(Stored records)
++++++

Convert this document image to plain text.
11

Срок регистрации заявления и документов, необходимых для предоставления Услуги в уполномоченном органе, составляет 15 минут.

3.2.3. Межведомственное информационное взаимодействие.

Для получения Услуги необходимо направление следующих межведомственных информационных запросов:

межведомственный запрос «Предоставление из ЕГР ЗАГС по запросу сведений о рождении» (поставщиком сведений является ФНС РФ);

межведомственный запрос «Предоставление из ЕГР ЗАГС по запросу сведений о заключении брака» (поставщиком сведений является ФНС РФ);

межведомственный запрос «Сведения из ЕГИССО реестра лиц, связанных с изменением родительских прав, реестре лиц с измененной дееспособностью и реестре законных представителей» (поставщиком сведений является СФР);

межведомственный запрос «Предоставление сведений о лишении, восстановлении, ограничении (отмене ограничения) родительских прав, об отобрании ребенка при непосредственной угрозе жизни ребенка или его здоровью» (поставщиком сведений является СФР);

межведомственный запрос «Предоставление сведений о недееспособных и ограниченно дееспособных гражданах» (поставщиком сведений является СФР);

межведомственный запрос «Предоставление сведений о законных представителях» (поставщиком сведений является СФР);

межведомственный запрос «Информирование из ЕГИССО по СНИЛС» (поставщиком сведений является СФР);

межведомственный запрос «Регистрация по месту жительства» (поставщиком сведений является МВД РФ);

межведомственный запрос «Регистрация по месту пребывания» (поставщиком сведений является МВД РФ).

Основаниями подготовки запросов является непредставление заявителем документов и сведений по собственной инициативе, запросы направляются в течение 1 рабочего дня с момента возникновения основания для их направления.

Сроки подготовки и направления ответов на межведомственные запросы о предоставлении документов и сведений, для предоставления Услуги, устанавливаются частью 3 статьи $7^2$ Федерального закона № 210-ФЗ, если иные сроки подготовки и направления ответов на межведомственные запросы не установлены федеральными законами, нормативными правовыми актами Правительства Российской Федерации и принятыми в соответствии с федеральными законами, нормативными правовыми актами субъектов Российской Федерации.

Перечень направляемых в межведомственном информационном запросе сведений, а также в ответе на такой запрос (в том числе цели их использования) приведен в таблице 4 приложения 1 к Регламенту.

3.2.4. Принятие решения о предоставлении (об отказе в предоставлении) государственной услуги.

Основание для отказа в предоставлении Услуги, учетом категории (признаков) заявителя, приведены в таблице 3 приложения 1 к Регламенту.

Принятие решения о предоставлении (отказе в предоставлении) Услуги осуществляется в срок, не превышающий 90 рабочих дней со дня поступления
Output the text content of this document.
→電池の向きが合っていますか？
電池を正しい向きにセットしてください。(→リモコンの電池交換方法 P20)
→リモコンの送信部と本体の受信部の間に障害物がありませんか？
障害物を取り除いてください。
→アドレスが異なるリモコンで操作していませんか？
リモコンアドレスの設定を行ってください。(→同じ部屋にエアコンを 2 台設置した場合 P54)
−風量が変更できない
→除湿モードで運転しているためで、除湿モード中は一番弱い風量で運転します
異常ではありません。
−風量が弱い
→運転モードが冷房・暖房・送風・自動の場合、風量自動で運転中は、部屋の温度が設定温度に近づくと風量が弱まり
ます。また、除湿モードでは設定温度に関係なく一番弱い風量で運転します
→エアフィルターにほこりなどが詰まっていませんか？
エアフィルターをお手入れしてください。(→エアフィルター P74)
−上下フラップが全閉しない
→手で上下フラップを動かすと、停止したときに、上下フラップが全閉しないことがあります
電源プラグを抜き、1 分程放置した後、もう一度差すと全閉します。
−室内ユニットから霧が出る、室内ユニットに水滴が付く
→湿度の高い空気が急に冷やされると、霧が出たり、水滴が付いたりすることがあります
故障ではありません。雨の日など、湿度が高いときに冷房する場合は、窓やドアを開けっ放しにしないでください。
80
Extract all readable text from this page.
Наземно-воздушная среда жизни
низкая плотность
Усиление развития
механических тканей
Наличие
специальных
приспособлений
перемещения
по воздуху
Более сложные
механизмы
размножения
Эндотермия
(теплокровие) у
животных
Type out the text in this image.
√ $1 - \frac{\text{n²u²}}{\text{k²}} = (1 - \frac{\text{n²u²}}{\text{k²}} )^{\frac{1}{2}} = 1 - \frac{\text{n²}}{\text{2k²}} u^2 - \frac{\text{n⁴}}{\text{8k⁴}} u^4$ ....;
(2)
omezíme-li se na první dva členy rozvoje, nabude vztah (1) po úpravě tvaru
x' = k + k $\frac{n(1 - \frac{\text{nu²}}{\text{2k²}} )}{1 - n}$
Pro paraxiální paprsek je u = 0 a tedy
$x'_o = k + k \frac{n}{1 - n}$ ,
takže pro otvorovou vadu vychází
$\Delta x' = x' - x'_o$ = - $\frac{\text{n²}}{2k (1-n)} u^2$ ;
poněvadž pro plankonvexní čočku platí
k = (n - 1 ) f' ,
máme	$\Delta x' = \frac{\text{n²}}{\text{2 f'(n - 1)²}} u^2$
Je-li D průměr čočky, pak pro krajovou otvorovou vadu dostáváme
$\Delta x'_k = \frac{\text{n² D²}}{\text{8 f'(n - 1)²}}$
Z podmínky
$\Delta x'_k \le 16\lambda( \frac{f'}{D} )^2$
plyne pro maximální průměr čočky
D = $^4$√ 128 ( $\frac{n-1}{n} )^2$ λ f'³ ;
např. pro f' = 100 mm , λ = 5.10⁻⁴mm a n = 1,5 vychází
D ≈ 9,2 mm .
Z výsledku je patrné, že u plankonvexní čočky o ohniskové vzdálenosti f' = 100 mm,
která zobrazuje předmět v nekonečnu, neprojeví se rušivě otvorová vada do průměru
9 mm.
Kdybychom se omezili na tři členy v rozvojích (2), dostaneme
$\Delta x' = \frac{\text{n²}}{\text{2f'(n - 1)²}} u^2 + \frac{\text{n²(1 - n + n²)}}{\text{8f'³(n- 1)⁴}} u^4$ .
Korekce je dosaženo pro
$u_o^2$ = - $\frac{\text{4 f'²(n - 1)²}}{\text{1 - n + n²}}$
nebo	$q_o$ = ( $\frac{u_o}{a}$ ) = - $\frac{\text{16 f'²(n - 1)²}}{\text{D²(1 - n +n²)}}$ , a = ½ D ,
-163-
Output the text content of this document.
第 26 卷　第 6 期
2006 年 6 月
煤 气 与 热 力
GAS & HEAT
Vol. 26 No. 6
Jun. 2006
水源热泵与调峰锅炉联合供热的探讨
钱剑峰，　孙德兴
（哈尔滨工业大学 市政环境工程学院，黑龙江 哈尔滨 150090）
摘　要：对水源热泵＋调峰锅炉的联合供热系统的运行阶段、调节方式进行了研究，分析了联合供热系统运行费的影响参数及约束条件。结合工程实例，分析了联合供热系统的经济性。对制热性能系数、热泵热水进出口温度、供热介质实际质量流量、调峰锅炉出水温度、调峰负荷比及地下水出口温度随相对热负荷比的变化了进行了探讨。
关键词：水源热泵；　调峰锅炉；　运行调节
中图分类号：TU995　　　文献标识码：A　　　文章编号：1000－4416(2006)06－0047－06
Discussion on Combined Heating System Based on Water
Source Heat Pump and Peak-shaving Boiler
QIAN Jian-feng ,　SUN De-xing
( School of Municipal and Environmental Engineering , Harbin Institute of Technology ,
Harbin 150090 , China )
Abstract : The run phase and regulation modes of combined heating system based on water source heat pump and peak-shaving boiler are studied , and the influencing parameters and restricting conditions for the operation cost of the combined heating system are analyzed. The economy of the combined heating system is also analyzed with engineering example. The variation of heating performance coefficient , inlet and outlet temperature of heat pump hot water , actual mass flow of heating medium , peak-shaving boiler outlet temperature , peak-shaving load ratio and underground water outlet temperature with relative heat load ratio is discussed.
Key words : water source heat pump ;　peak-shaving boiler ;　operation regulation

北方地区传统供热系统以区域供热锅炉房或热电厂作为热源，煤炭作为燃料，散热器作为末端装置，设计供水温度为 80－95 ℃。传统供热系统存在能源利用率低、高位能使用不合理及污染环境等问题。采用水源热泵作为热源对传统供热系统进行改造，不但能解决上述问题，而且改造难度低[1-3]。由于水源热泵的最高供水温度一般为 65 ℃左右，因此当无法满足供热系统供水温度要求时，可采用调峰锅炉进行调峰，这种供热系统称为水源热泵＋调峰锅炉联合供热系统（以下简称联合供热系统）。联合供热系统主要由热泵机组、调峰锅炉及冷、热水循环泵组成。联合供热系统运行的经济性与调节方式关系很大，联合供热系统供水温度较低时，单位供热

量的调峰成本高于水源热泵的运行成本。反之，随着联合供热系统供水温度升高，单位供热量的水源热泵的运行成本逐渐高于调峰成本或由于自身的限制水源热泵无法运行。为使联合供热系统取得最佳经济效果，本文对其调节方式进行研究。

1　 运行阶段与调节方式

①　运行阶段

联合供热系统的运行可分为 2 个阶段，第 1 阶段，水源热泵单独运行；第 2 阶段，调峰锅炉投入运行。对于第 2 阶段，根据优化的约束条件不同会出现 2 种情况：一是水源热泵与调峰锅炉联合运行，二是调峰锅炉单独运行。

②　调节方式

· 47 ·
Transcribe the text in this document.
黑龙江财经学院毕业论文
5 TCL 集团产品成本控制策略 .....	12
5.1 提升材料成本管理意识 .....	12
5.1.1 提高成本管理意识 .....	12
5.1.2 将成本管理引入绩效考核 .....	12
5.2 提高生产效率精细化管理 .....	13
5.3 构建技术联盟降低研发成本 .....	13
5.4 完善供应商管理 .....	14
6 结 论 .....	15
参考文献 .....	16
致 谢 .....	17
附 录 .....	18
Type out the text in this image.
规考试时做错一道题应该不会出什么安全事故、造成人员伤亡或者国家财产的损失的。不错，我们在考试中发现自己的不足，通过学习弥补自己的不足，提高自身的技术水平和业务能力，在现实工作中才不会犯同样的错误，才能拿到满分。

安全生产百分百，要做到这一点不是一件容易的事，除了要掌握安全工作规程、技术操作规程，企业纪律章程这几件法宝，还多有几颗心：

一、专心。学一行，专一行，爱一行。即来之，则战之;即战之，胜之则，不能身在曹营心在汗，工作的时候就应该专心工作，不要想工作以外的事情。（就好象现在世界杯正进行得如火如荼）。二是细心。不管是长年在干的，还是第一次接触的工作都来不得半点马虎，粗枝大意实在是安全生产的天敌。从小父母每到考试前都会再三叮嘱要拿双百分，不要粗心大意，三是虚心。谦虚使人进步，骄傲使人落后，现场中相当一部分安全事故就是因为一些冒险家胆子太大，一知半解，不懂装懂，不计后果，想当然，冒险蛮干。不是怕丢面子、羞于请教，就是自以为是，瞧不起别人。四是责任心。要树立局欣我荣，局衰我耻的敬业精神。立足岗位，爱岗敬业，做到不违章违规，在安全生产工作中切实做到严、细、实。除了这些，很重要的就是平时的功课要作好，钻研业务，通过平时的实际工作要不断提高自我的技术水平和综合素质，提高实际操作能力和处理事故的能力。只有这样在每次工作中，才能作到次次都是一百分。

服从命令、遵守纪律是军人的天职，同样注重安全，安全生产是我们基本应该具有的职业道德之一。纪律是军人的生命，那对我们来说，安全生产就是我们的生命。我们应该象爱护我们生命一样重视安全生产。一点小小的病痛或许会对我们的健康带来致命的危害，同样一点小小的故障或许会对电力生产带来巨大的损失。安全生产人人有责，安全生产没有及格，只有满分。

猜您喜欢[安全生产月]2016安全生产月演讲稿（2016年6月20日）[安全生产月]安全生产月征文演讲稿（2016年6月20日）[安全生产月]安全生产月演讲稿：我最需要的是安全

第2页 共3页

++++++

» **YOUR INSTRUCTIONS**:
Copy in full each line that holds the word "отказе".

» **COMPLETE OUTPUT**:
3.2.4. Принятие решения о предоставлении (об отказе в предоставлении) государственной услуги.
Принятие решения о предоставлении (отказе в предоставлении) Услуги осуществляется в срок, не превышающий 90 рабочих дней со дня поступления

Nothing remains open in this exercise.